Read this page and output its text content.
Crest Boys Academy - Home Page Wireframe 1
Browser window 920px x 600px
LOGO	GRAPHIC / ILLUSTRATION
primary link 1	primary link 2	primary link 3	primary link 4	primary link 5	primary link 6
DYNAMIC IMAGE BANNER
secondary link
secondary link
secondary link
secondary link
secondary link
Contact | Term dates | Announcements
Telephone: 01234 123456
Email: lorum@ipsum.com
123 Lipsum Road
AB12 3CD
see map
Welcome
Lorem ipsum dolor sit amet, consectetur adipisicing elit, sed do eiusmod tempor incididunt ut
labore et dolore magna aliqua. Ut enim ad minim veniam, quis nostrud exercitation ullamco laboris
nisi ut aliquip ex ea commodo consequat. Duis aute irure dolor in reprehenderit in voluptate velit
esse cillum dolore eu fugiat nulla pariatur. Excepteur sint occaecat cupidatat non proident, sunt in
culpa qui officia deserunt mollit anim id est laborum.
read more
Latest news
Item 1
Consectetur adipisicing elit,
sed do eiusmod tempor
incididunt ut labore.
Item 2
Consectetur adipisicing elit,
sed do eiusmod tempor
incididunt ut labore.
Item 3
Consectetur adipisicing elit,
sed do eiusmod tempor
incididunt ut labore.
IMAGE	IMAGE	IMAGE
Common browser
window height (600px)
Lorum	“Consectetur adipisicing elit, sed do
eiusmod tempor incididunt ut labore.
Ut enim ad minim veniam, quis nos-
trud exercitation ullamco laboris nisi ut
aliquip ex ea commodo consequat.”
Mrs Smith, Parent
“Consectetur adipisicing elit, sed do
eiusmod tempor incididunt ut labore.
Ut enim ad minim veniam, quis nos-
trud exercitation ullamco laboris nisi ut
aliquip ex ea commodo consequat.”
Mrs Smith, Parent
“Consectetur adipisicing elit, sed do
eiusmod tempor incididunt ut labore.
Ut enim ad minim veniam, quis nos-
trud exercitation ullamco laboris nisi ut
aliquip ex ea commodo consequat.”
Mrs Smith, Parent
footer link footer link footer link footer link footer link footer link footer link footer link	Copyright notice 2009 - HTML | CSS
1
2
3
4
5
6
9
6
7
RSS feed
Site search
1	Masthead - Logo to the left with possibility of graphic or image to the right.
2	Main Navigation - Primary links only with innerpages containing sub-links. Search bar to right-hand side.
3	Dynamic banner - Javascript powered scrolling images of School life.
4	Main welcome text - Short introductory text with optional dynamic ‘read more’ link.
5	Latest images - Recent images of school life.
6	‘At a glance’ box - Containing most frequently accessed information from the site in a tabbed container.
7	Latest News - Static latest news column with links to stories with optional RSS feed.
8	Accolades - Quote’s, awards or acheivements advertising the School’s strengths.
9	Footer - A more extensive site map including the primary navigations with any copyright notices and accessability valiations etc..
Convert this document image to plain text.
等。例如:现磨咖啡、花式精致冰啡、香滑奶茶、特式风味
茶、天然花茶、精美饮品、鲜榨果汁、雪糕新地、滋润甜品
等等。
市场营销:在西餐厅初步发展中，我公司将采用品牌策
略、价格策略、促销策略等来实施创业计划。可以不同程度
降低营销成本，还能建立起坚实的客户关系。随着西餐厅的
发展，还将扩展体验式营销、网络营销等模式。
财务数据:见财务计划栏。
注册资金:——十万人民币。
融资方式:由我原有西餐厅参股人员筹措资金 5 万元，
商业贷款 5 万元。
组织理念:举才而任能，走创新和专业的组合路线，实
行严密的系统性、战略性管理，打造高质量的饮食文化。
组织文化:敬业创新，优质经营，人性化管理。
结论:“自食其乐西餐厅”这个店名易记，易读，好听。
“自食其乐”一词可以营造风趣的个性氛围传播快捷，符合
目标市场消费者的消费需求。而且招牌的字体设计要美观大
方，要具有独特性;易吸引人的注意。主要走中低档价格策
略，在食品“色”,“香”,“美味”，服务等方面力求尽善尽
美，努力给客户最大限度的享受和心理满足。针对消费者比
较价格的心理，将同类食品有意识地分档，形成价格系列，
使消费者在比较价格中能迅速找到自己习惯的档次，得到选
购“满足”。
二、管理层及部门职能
* * *
Write the data from above out again, exactly.

Read this page and output its text content.
Crest Boys Academy - Home Page Wireframe 1
Browser window 920px x 600px
LOGO	GRAPHIC / ILLUSTRATION
primary link 1	primary link 2	primary link 3	primary link 4	primary link 5	primary link 6
DYNAMIC IMAGE BANNER
secondary link
secondary link
secondary link
secondary link
secondary link
Contact | Term dates | Announcements
Telephone: 01234 123456
Email: lorum@ipsum.com
123 Lipsum Road
AB12 3CD
see map
Welcome
Lorem ipsum dolor sit amet, consectetur adipisicing elit, sed do eiusmod tempor incididunt ut
labore et dolore magna aliqua. Ut enim ad minim veniam, quis nostrud exercitation ullamco laboris
nisi ut aliquip ex ea commodo consequat. Duis aute irure dolor in reprehenderit in voluptate velit
esse cillum dolore eu fugiat nulla pariatur. Excepteur sint occaecat cupidatat non proident, sunt in
culpa qui officia deserunt mollit anim id est laborum.
read more
Latest news
Item 1
Consectetur adipisicing elit,
sed do eiusmod tempor
incididunt ut labore.
Item 2
Consectetur adipisicing elit,
sed do eiusmod tempor
incididunt ut labore.
Item 3
Consectetur adipisicing elit,
sed do eiusmod tempor
incididunt ut labore.
IMAGE	IMAGE	IMAGE
Common browser
window height (600px)
Lorum	“Consectetur adipisicing elit, sed do
eiusmod tempor incididunt ut labore.
Ut enim ad minim veniam, quis nos-
trud exercitation ullamco laboris nisi ut
aliquip ex ea commodo consequat.”
Mrs Smith, Parent
“Consectetur adipisicing elit, sed do
eiusmod tempor incididunt ut labore.
Ut enim ad minim veniam, quis nos-
trud exercitation ullamco laboris nisi ut
aliquip ex ea commodo consequat.”
Mrs Smith, Parent
“Consectetur adipisicing elit, sed do
eiusmod tempor incididunt ut labore.
Ut enim ad minim veniam, quis nos-
trud exercitation ullamco laboris nisi ut
aliquip ex ea commodo consequat.”
Mrs Smith, Parent
footer link footer link footer link footer link footer link footer link footer link footer link	Copyright notice 2009 - HTML | CSS
1
2
3
4
5
6
9
6
7
RSS feed
Site search
1	Masthead - Logo to the left with possibility of graphic or image to the right.
2	Main Navigation - Primary links only with innerpages containing sub-links. Search bar to right-hand side.
3	Dynamic banner - Javascript powered scrolling images of School life.
4	Main welcome text - Short introductory text with optional dynamic ‘read more’ link.
5	Latest images - Recent images of school life.
6	‘At a glance’ box - Containing most frequently accessed information from the site in a tabbed container.
7	Latest News - Static latest news column with links to stories with optional RSS feed.
8	Accolades - Quote’s, awards or acheivements advertising the School’s strengths.
9	Footer - A more extensive site map including the primary navigations with any copyright notices and accessability valiations etc..
Convert this document image to plain text.
等。例如:现磨咖啡、花式精致冰啡、香滑奶茶、特式风味
茶、天然花茶、精美饮品、鲜榨果汁、雪糕新地、滋润甜品
等等。
市场营销:在西餐厅初步发展中，我公司将采用品牌策
略、价格策略、促销策略等来实施创业计划。可以不同程度
降低营销成本，还能建立起坚实的客户关系。随着西餐厅的
发展，还将扩展体验式营销、网络营销等模式。
财务数据:见财务计划栏。
注册资金:——十万人民币。
融资方式:由我原有西餐厅参股人员筹措资金 5 万元，
商业贷款 5 万元。
组织理念:举才而任能，走创新和专业的组合路线，实
行严密的系统性、战略性管理，打造高质量的饮食文化。
组织文化:敬业创新，优质经营，人性化管理。
结论:“自食其乐西餐厅”这个店名易记，易读，好听。
“自食其乐”一词可以营造风趣的个性氛围传播快捷，符合
目标市场消费者的消费需求。而且招牌的字体设计要美观大
方，要具有独特性;易吸引人的注意。主要走中低档价格策
略，在食品“色”,“香”,“美味”，服务等方面力求尽善尽
美，努力给客户最大限度的享受和心理满足。针对消费者比
较价格的心理，将同类食品有意识地分档，形成价格系列，
使消费者在比较价格中能迅速找到自己习惯的档次，得到选
购“满足”。
二、管理层及部门职能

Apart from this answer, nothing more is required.